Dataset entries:
=== Section Start ===
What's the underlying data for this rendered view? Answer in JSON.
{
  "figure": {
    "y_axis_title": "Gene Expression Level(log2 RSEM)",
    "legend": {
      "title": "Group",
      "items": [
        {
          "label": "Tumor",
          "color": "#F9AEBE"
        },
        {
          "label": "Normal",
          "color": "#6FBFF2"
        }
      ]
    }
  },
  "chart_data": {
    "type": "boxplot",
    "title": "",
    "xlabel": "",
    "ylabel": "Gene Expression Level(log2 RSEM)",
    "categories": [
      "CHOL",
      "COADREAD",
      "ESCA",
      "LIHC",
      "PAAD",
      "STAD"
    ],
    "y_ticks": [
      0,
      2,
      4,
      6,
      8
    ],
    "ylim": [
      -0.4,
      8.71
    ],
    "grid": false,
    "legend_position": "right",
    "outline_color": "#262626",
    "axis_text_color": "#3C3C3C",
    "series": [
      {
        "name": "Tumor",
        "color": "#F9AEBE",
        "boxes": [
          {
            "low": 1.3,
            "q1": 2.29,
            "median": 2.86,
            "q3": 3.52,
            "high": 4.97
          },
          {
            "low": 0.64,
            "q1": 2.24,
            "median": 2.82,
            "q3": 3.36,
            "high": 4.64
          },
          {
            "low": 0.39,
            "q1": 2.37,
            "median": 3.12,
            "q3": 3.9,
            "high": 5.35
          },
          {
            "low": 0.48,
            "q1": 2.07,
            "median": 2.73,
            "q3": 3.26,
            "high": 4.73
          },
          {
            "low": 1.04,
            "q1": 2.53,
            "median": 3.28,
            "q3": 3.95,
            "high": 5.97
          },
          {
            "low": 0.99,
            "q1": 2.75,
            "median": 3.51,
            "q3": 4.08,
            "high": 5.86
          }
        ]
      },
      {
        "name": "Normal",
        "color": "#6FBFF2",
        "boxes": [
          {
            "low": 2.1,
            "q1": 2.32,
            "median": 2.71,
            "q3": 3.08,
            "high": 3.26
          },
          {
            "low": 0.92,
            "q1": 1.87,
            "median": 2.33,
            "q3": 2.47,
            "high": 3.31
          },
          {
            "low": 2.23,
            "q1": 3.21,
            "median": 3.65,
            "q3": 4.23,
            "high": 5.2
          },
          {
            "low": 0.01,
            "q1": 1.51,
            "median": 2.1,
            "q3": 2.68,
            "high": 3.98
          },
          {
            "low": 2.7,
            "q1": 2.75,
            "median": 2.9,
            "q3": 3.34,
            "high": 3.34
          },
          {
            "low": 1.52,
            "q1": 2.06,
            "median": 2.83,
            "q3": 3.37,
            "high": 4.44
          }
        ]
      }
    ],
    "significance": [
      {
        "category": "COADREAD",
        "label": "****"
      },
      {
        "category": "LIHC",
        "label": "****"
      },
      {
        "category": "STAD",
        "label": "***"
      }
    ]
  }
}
=== Section End ===
-- Exercise requirements --
Copy the lines of the entries above that mention "median".

-- Response --
            "median": 2.86,
            "median": 2.82,
            "median": 3.12,
            "median": 2.73,
            "median": 3.28,
            "median": 3.51,
            "median": 2.71,
            "median": 2.33,
            "median": 3.65,
            "median": 2.1,
            "median": 2.9,
            "median": 2.83,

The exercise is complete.